### [WRITTEN EXERCISE]
Find the string "this" in the records. Copy every line it appears in.

### [Records about charts and figures]
++++++++++

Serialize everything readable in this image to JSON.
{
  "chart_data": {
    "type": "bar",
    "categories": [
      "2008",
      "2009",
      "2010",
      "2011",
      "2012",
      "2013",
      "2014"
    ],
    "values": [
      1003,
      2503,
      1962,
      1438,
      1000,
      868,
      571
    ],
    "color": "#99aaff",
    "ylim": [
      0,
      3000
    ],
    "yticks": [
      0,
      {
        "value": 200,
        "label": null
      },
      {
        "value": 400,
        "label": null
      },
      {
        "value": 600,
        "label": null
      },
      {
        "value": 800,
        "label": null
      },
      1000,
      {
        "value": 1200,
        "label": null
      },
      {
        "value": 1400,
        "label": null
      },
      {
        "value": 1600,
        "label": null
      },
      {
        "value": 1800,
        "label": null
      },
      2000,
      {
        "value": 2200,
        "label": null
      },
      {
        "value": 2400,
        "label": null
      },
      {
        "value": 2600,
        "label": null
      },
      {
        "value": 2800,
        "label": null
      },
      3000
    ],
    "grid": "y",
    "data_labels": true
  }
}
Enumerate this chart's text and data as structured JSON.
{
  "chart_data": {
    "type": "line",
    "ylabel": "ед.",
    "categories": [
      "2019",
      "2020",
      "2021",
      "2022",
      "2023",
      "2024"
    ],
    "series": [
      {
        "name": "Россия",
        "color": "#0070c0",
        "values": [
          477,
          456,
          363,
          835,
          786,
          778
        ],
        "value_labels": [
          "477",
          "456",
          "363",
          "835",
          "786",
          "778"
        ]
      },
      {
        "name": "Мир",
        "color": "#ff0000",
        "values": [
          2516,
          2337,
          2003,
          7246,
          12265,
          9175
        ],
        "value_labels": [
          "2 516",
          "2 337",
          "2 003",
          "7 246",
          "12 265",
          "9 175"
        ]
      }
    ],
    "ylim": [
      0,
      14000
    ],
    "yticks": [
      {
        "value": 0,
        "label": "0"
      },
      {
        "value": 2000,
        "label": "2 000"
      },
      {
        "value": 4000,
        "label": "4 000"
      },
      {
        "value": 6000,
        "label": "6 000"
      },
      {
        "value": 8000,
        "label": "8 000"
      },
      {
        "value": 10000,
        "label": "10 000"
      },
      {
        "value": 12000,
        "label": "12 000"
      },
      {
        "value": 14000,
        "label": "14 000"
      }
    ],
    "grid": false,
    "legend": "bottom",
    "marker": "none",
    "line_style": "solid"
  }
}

++++++++++

### [RESULT]
Serialize everything readable in this image to JSON.
Enumerate this chart's text and data as structured JSON.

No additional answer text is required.